### Source data
%%
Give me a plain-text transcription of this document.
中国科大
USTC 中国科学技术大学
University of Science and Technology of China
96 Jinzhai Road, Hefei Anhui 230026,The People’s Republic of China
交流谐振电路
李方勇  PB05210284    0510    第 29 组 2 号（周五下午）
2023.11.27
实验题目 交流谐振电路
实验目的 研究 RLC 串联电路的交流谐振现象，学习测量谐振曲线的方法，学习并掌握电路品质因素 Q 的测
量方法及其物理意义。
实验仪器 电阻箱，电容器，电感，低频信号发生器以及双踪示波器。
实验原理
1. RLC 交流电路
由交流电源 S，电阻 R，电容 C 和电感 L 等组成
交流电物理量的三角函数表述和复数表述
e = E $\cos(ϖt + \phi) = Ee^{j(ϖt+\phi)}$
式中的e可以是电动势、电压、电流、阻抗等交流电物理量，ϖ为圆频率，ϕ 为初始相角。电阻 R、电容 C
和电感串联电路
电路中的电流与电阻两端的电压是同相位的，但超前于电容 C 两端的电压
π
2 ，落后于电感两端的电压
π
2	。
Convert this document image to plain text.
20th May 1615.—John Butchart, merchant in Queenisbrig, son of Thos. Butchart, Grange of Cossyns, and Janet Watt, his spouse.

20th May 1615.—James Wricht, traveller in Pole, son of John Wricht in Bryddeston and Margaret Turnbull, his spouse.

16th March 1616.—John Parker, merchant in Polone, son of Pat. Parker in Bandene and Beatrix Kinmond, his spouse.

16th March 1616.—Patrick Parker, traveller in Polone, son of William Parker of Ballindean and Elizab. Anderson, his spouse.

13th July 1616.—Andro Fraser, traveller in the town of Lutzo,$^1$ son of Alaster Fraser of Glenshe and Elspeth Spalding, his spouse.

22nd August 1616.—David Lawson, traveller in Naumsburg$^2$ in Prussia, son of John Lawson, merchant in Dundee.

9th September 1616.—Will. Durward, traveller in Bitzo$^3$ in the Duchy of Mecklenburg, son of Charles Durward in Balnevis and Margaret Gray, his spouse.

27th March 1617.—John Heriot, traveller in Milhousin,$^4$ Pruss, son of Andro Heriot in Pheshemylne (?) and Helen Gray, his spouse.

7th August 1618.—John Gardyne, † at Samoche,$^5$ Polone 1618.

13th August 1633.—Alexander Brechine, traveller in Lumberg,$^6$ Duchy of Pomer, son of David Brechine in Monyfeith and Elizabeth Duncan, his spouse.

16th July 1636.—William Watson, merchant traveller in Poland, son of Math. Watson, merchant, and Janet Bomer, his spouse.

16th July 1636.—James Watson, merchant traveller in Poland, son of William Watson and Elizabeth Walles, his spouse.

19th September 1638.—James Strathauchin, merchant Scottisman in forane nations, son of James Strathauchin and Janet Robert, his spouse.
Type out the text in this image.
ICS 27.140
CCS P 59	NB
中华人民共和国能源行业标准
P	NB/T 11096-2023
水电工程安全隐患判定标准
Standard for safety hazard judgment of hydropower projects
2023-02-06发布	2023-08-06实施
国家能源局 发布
%%
### What this task involves
Copy in full each line that holds the word "Margaret".

### Problem solution
20th May 1615.—James Wricht, traveller in Pole, son of John Wricht in Bryddeston and Margaret Turnbull, his spouse.
9th September 1616.—Will. Durward, traveller in Bitzo$^3$ in the Duchy of Mecklenburg, son of Charles Durward in Balnevis and Margaret Gray, his spouse.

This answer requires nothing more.